───── Data for this task ─────

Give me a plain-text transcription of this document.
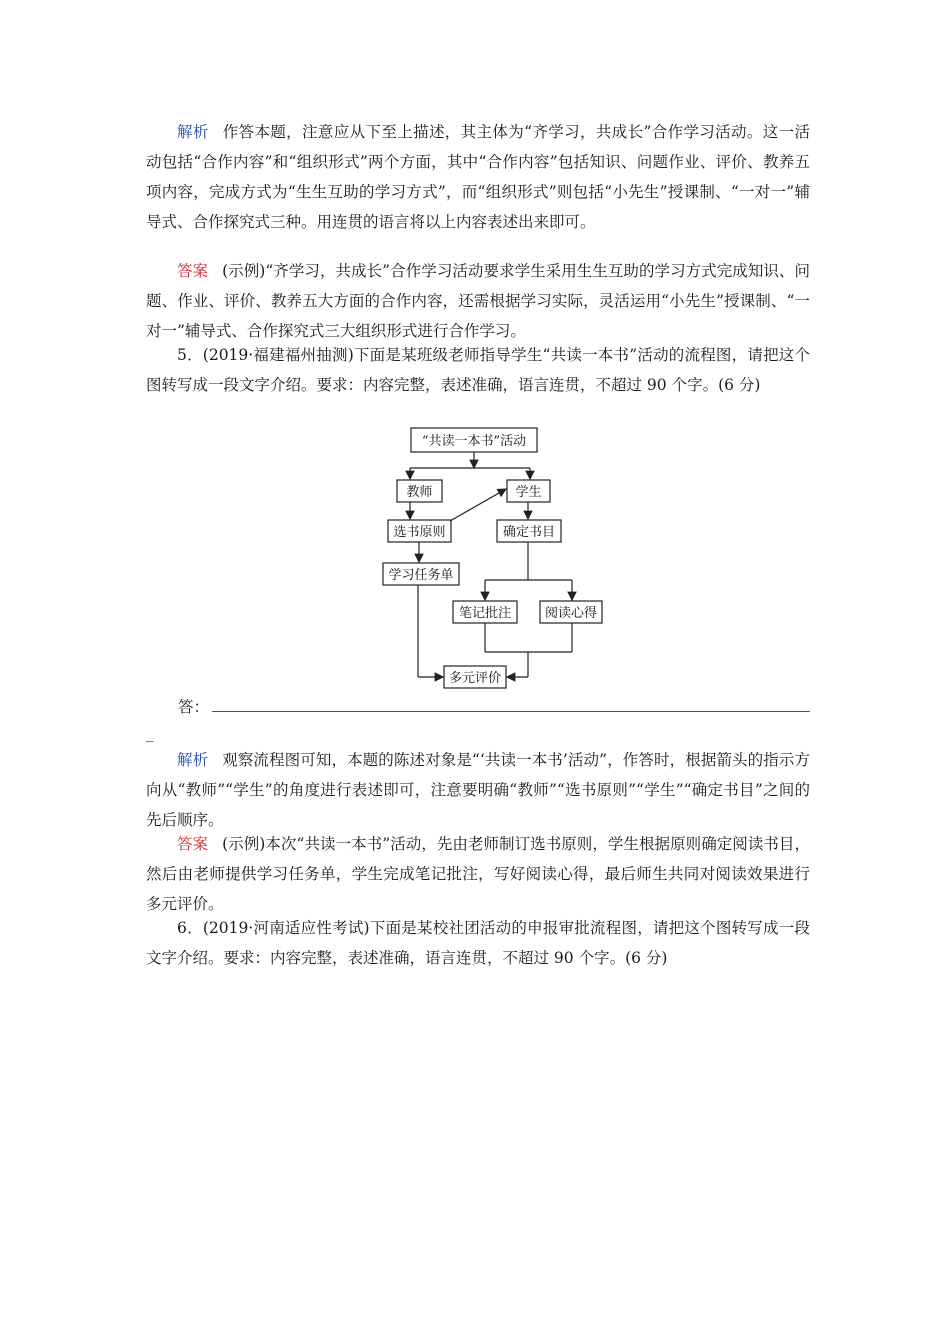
解析 作答本题，注意应从下至上描述，其主体为“齐学习，共成长”合作学习活动。这一活动包括“合作内容”和“组织形式”两个方面，其中“合作内容”包括知识、问题作业、评价、教养五项内容，完成方式为“生生互助的学习方式”，而“组织形式”则包括“小先生”授课制、“一对一”辅导式、合作探究式三种。用连贯的语言将以上内容表述出来即可。
答案 (示例)“齐学习，共成长”合作学习活动要求学生采用生生互助的学习方式完成知识、问题、作业、评价、教养五大方面的合作内容，还需根据学习实际，灵活运用“小先生”授课制、“一对一”辅导式、合作探究式三大组织形式进行合作学习。
5．(2019·福建福州抽测)下面是某班级老师指导学生“共读一本书”活动的流程图，请把这个图转写成一段文字介绍。要求：内容完整，表述准确，语言连贯，不超过 90 个字。(6 分)
“共读一本书”活动
教师	学生
选书原则	确定书目
学习任务单
笔记批注	阅读心得
多元评价
答：
_
解析 观察流程图可知，本题的陈述对象是“‘共读一本书’活动”，作答时，根据箭头的指示方向从“教师”“学生”的角度进行表述即可，注意要明确“教师”“选书原则”“学生”“确定书目”之间的先后顺序。
答案 (示例)本次“共读一本书”活动，先由老师制订选书原则，学生根据原则确定阅读书目，然后由老师提供学习任务单，学生完成笔记批注，写好阅读心得，最后师生共同对阅读效果进行多元评价。
6．(2019·河南适应性考试)下面是某校社团活动的申报审批流程图，请把这个图转写成一段文字介绍。要求：内容完整，表述准确，语言连贯，不超过 90 个字。(6 分)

─────

Quote every record above exactly, leaving out any pictures.

→ Complete answer
Give me a plain-text transcription of this document.
解析 作答本题，注意应从下至上描述，其主体为“齐学习，共成长”合作学习活动。这一活动包括“合作内容”和“组织形式”两个方面，其中“合作内容”包括知识、问题作业、评价、教养五项内容，完成方式为“生生互助的学习方式”，而“组织形式”则包括“小先生”授课制、“一对一”辅导式、合作探究式三种。用连贯的语言将以上内容表述出来即可。
答案 (示例)“齐学习，共成长”合作学习活动要求学生采用生生互助的学习方式完成知识、问题、作业、评价、教养五大方面的合作内容，还需根据学习实际，灵活运用“小先生”授课制、“一对一”辅导式、合作探究式三大组织形式进行合作学习。
5．(2019·福建福州抽测)下面是某班级老师指导学生“共读一本书”活动的流程图，请把这个图转写成一段文字介绍。要求：内容完整，表述准确，语言连贯，不超过 90 个字。(6 分)
“共读一本书”活动
教师	学生
选书原则	确定书目
学习任务单
笔记批注	阅读心得
多元评价
答：
_
解析 观察流程图可知，本题的陈述对象是“‘共读一本书’活动”，作答时，根据箭头的指示方向从“教师”“学生”的角度进行表述即可，注意要明确“教师”“选书原则”“学生”“确定书目”之间的先后顺序。
答案 (示例)本次“共读一本书”活动，先由老师制订选书原则，学生根据原则确定阅读书目，然后由老师提供学习任务单，学生完成笔记批注，写好阅读心得，最后师生共同对阅读效果进行多元评价。
6．(2019·河南适应性考试)下面是某校社团活动的申报审批流程图，请把这个图转写成一段文字介绍。要求：内容完整，表述准确，语言连贯，不超过 90 个字。(6 分)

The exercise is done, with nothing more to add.